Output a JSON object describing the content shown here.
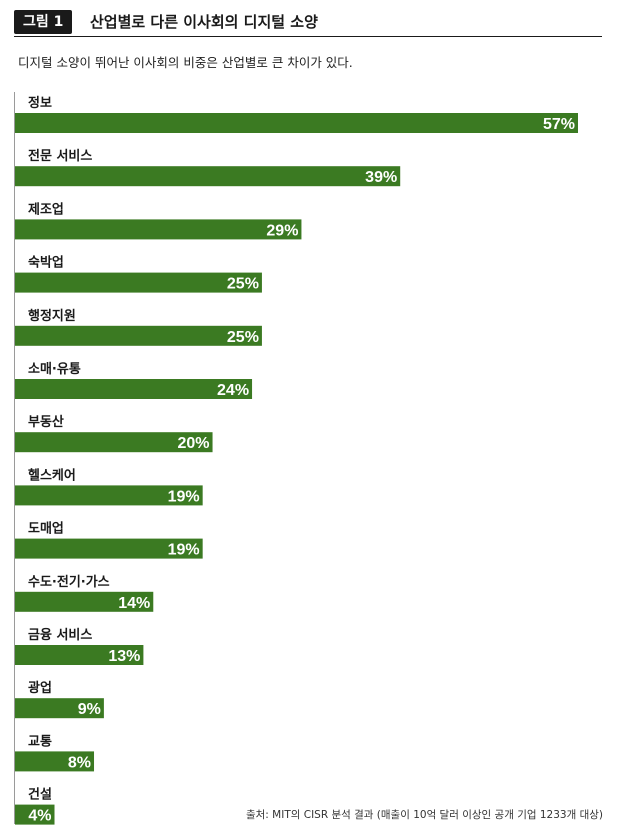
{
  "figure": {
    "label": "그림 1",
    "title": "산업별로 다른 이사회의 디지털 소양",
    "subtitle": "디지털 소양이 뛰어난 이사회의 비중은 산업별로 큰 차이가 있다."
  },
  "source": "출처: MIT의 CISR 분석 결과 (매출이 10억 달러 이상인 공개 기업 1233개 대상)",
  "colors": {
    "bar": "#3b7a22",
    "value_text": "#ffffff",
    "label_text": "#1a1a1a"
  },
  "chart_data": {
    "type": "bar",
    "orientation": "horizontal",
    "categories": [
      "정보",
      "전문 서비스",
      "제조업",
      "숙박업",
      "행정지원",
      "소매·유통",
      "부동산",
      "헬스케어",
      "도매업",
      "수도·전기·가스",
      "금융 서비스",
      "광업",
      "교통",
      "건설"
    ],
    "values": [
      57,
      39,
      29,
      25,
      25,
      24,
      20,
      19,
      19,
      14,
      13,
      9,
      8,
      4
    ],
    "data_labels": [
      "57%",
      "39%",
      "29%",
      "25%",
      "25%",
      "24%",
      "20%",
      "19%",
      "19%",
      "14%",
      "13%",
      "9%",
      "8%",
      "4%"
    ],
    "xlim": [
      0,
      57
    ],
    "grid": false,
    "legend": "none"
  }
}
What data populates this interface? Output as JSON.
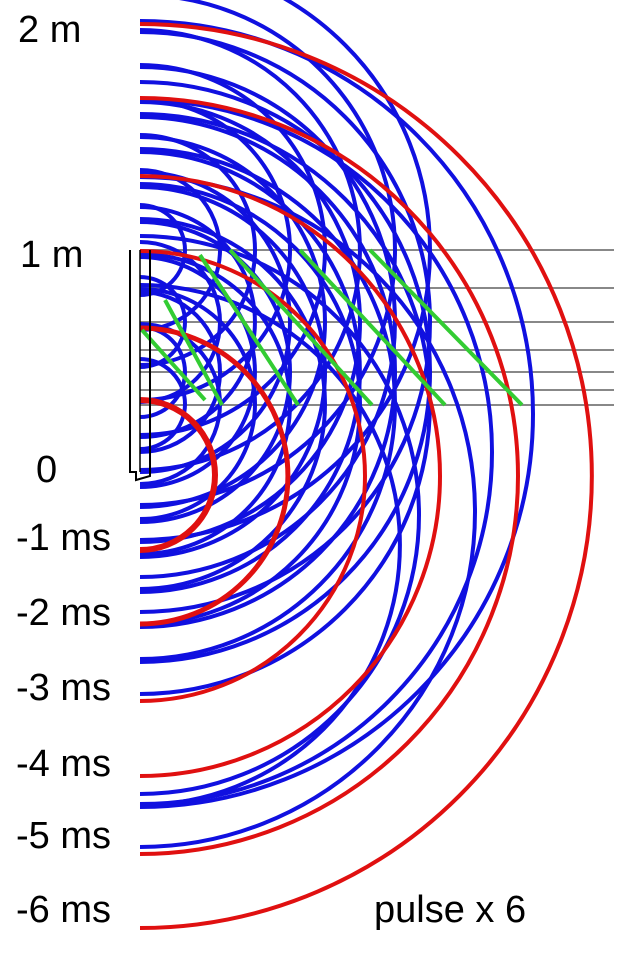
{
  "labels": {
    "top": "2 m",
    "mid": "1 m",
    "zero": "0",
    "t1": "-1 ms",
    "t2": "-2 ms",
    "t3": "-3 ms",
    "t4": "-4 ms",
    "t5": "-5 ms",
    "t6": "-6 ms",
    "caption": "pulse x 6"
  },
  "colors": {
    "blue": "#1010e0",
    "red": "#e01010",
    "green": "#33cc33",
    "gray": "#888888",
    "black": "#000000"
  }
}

TASK BRIEF:
Reproduce exactly, without any picture, the lines from the one bearing "What data populates" to the last line of the records above.

WORKED SOLUTION:
What data populates this interface? Output as JSON.
{
  "labels": {
    "top": "2 m",
    "mid": "1 m",
    "zero": "0",
    "t1": "-1 ms",
    "t2": "-2 ms",
    "t3": "-3 ms",
    "t4": "-4 ms",
    "t5": "-5 ms",
    "t6": "-6 ms",
    "caption": "pulse x 6"
  },
  "colors": {
    "blue": "#1010e0",
    "red": "#e01010",
    "green": "#33cc33",
    "gray": "#888888",
    "black": "#000000"
  }
}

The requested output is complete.